* Problem to work on
Could you write out the records below exactly as they appear, leaving out any pictures?

--- Start Information shown ---

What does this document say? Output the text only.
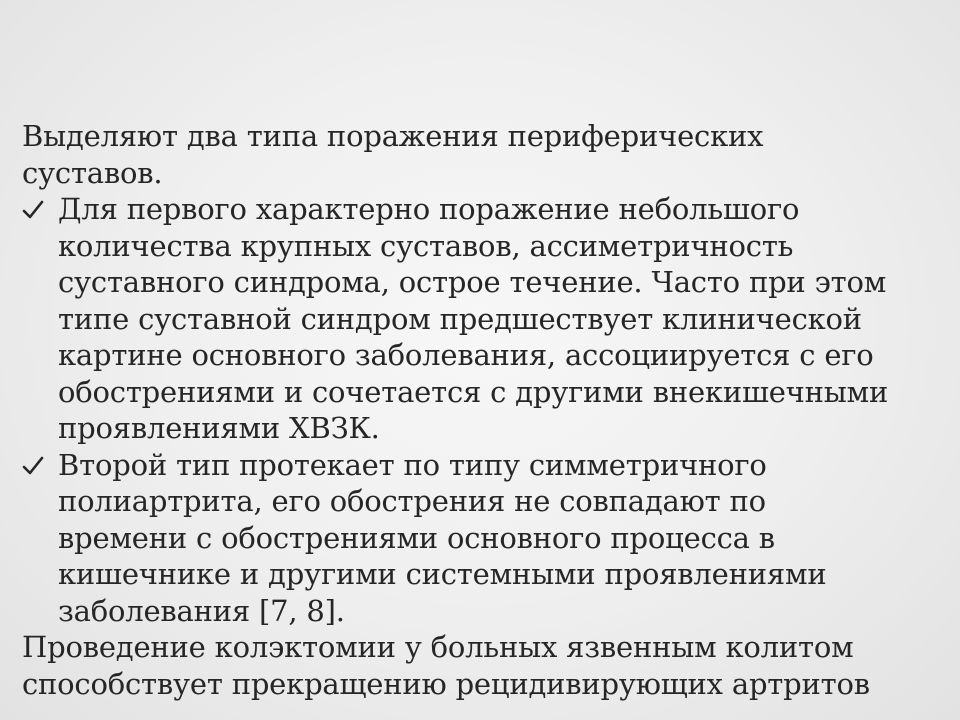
Выделяют два типа поражения периферических
суставов.

Для первого характерно поражение небольшого
количества крупных суставов, ассиметричность
суставного синдрома, острое течение. Часто при этом
типе суставной синдром предшествует клинической
картине основного заболевания, ассоциируется с его
обострениями и сочетается с другими внекишечными
проявлениями ХВЗК.
Второй тип протекает по типу симметричного
полиартрита, его обострения не совпадают по
времени с обострениями основного процесса в
кишечнике и другими системными проявлениями
заболевания [7, 8].

Проведение колэктомии у больных язвенным колитом
способствует прекращению рецидивирующих артритов
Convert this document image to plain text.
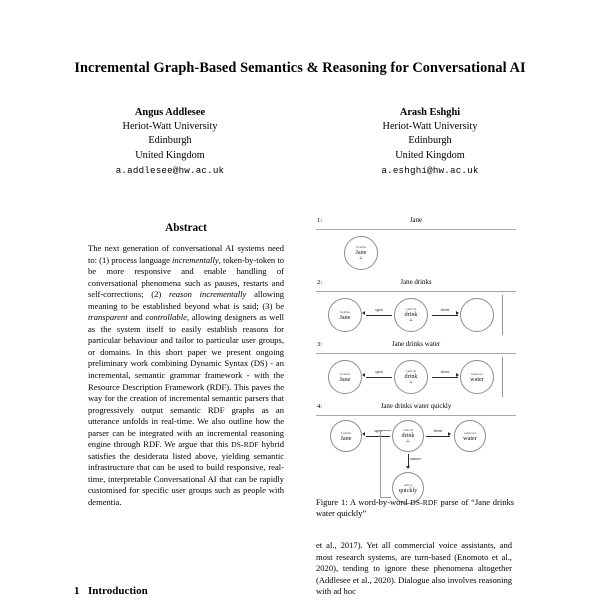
Incremental Graph-Based Semantics & Reasoning for Conversational AI
Angus Addlesee
Heriot-Watt University
Edinburgh
United Kingdom
a.addlesee@hw.ac.uk
Arash Eshghi
Heriot-Watt University
Edinburgh
United Kingdom
a.eshghi@hw.ac.uk
Abstract

The next generation of conversational AI systems need to: (1) process language incrementally, token-by-token to be more responsive and enable handling of conversational phenomena such as pauses, restarts and self-corrections; (2) reason incrementally allowing meaning to be established beyond what is said; (3) be transparent and controllable, allowing designers as well as the system itself to easily establish reasons for particular behaviour and tailor to particular user groups, or domains. In this short paper we present ongoing preliminary work combining Dynamic Syntax (DS) - an incremental, semantic grammar framework - with the Resource Description Framework (RDF). This paves the way for the creation of incremental semantic parsers that progressively output semantic RDF graphs as an utterance unfolds in real-time. We also outline how the parser can be integrated with an incremental reasoning engine through RDF. We argue that this DS-RDF hybrid satisfies the desiderata listed above, yielding semantic infrastructure that can be used to build responsive, real-time, interpretable Conversational AI that can be rapidly customised for specific user groups such as people with dementia.

1 Introduction
1:	Jane
foaf:na
Jane
⊥
2:	Jane drinks
foaf:na
Jane
verb:dr
drink
⊥
agent	theme
3:	Jane drinks water
foaf:na
Jane
verb:dr
drink
⊥
noun:wa
water
agent	theme
4:	Jane drinks water quickly
foaf:na
Jane
verb:dr
drink
⊥
noun:wa
water
adv:q
quickly
agent	theme
manner
Figure 1: A word-by-word DS-RDF parse of “Jane drinks water quickly”

et al., 2017). Yet all commercial voice assistants, and most research systems, are turn-based (Enomoto et al., 2020), tending to ignore these phenomena altogether (Addlesee et al., 2020). Dialogue also involves reasoning with ad hoc
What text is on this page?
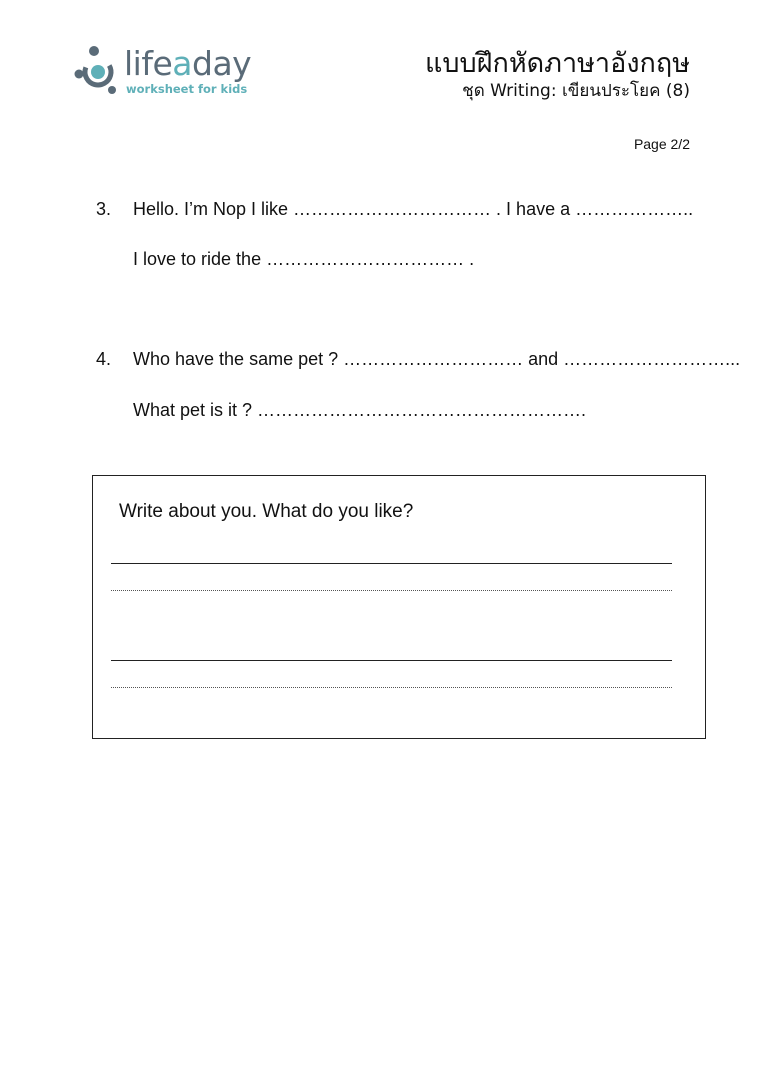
lifeaday
worksheet for kids
แบบฝึกหัดภาษาอังกฤษ
ชุด Writing: เขียนประโยค (8)
Page 2/2
3. Hello. I’m Nop I like …………………………… . I have a ………………..
I love to ride the …………………………… .
4. Who have the same pet ? ………………………… and ………………………...
What pet is it ? ……………………………………………….
Write about you. What do you like?
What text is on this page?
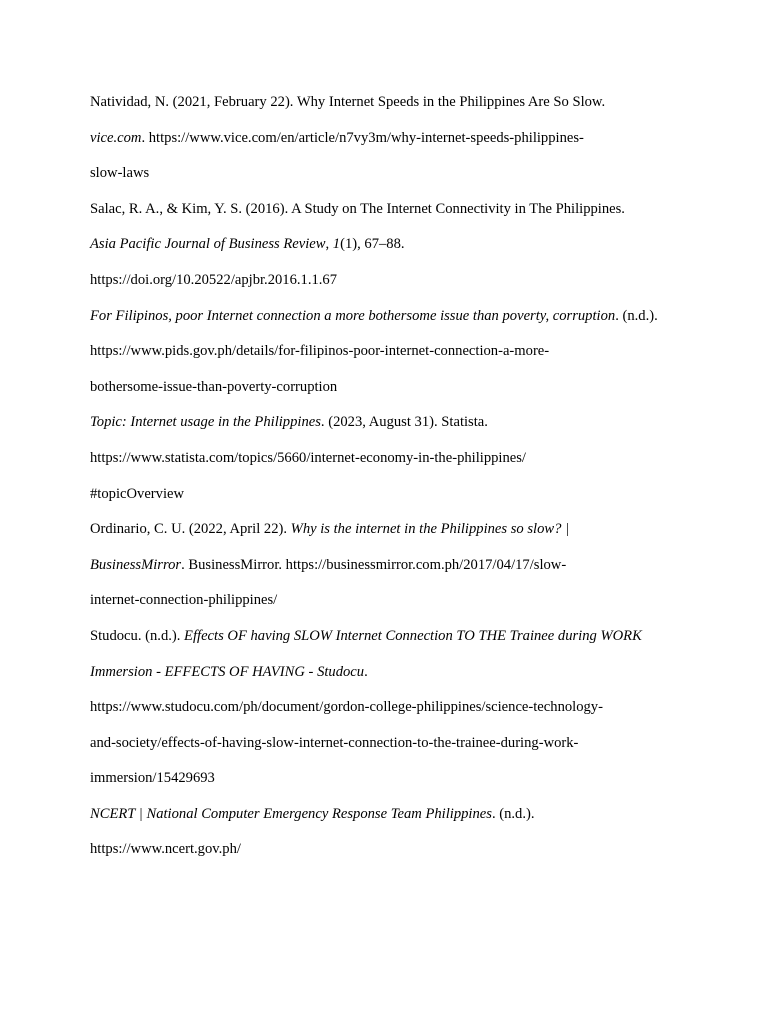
Natividad, N. (2021, February 22). Why Internet Speeds in the Philippines Are So Slow.
vice.com. https://www.vice.com/en/article/n7vy3m/why-internet-speeds-philippines-
slow-laws

Salac, R. A., & Kim, Y. S. (2016). A Study on The Internet Connectivity in The Philippines.
Asia Pacific Journal of Business Review, 1(1), 67–88.
https://doi.org/10.20522/apjbr.2016.1.1.67

For Filipinos, poor Internet connection a more bothersome issue than poverty, corruption. (n.d.).
https://www.pids.gov.ph/details/for-filipinos-poor-internet-connection-a-more-
bothersome-issue-than-poverty-corruption

Topic: Internet usage in the Philippines. (2023, August 31). Statista.
https://www.statista.com/topics/5660/internet-economy-in-the-philippines/
#topicOverview

Ordinario, C. U. (2022, April 22). Why is the internet in the Philippines so slow? |
BusinessMirror. BusinessMirror. https://businessmirror.com.ph/2017/04/17/slow-
internet-connection-philippines/

Studocu. (n.d.). Effects OF having SLOW Internet Connection TO THE Trainee during WORK
Immersion - EFFECTS OF HAVING - Studocu.
https://www.studocu.com/ph/document/gordon-college-philippines/science-technology-
and-society/effects-of-having-slow-internet-connection-to-the-trainee-during-work-
immersion/15429693

NCERT | National Computer Emergency Response Team Philippines. (n.d.).
https://www.ncert.gov.ph/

--- End Information shown ---

* Result below
What does this document say? Output the text only.
Выделяют два типа поражения периферических
суставов.

Для первого характерно поражение небольшого
количества крупных суставов, ассиметричность
суставного синдрома, острое течение. Часто при этом
типе суставной синдром предшествует клинической
картине основного заболевания, ассоциируется с его
обострениями и сочетается с другими внекишечными
проявлениями ХВЗК.
Второй тип протекает по типу симметричного
полиартрита, его обострения не совпадают по
времени с обострениями основного процесса в
кишечнике и другими системными проявлениями
заболевания [7, 8].

Проведение колэктомии у больных язвенным колитом
способствует прекращению рецидивирующих артритов
Convert this document image to plain text.
Incremental Graph-Based Semantics & Reasoning for Conversational AI
Angus Addlesee
Heriot-Watt University
Edinburgh
United Kingdom
a.addlesee@hw.ac.uk
Arash Eshghi
Heriot-Watt University
Edinburgh
United Kingdom
a.eshghi@hw.ac.uk
Abstract

The next generation of conversational AI systems need to: (1) process language incrementally, token-by-token to be more responsive and enable handling of conversational phenomena such as pauses, restarts and self-corrections; (2) reason incrementally allowing meaning to be established beyond what is said; (3) be transparent and controllable, allowing designers as well as the system itself to easily establish reasons for particular behaviour and tailor to particular user groups, or domains. In this short paper we present ongoing preliminary work combining Dynamic Syntax (DS) - an incremental, semantic grammar framework - with the Resource Description Framework (RDF). This paves the way for the creation of incremental semantic parsers that progressively output semantic RDF graphs as an utterance unfolds in real-time. We also outline how the parser can be integrated with an incremental reasoning engine through RDF. We argue that this DS-RDF hybrid satisfies the desiderata listed above, yielding semantic infrastructure that can be used to build responsive, real-time, interpretable Conversational AI that can be rapidly customised for specific user groups such as people with dementia.

1 Introduction
1:	Jane
foaf:na
Jane
⊥
2:	Jane drinks
foaf:na
Jane
verb:dr
drink
⊥
agent	theme
3:	Jane drinks water
foaf:na
Jane
verb:dr
drink
⊥
noun:wa
water
agent	theme
4:	Jane drinks water quickly
foaf:na
Jane
verb:dr
drink
⊥
noun:wa
water
adv:q
quickly
agent	theme
manner
Figure 1: A word-by-word DS-RDF parse of “Jane drinks water quickly”

et al., 2017). Yet all commercial voice assistants, and most research systems, are turn-based (Enomoto et al., 2020), tending to ignore these phenomena altogether (Addlesee et al., 2020). Dialogue also involves reasoning with ad hoc
What text is on this page?
lifeaday
worksheet for kids
แบบฝึกหัดภาษาอังกฤษ
ชุด Writing: เขียนประโยค (8)
Page 2/2
3. Hello. I’m Nop I like …………………………… . I have a ………………..
I love to ride the …………………………… .
4. Who have the same pet ? ………………………… and ………………………...
What pet is it ? ……………………………………………….
Write about you. What do you like?
What text is on this page?
Natividad, N. (2021, February 22). Why Internet Speeds in the Philippines Are So Slow.
vice.com. https://www.vice.com/en/article/n7vy3m/why-internet-speeds-philippines-
slow-laws

Salac, R. A., & Kim, Y. S. (2016). A Study on The Internet Connectivity in The Philippines.
Asia Pacific Journal of Business Review, 1(1), 67–88.
https://doi.org/10.20522/apjbr.2016.1.1.67

For Filipinos, poor Internet connection a more bothersome issue than poverty, corruption. (n.d.).
https://www.pids.gov.ph/details/for-filipinos-poor-internet-connection-a-more-
bothersome-issue-than-poverty-corruption

Topic: Internet usage in the Philippines. (2023, August 31). Statista.
https://www.statista.com/topics/5660/internet-economy-in-the-philippines/
#topicOverview

Ordinario, C. U. (2022, April 22). Why is the internet in the Philippines so slow? |
BusinessMirror. BusinessMirror. https://businessmirror.com.ph/2017/04/17/slow-
internet-connection-philippines/

Studocu. (n.d.). Effects OF having SLOW Internet Connection TO THE Trainee during WORK
Immersion - EFFECTS OF HAVING - Studocu.
https://www.studocu.com/ph/document/gordon-college-philippines/science-technology-
and-society/effects-of-having-slow-internet-connection-to-the-trainee-during-work-
immersion/15429693

NCERT | National Computer Emergency Response Team Philippines. (n.d.).
https://www.ncert.gov.ph/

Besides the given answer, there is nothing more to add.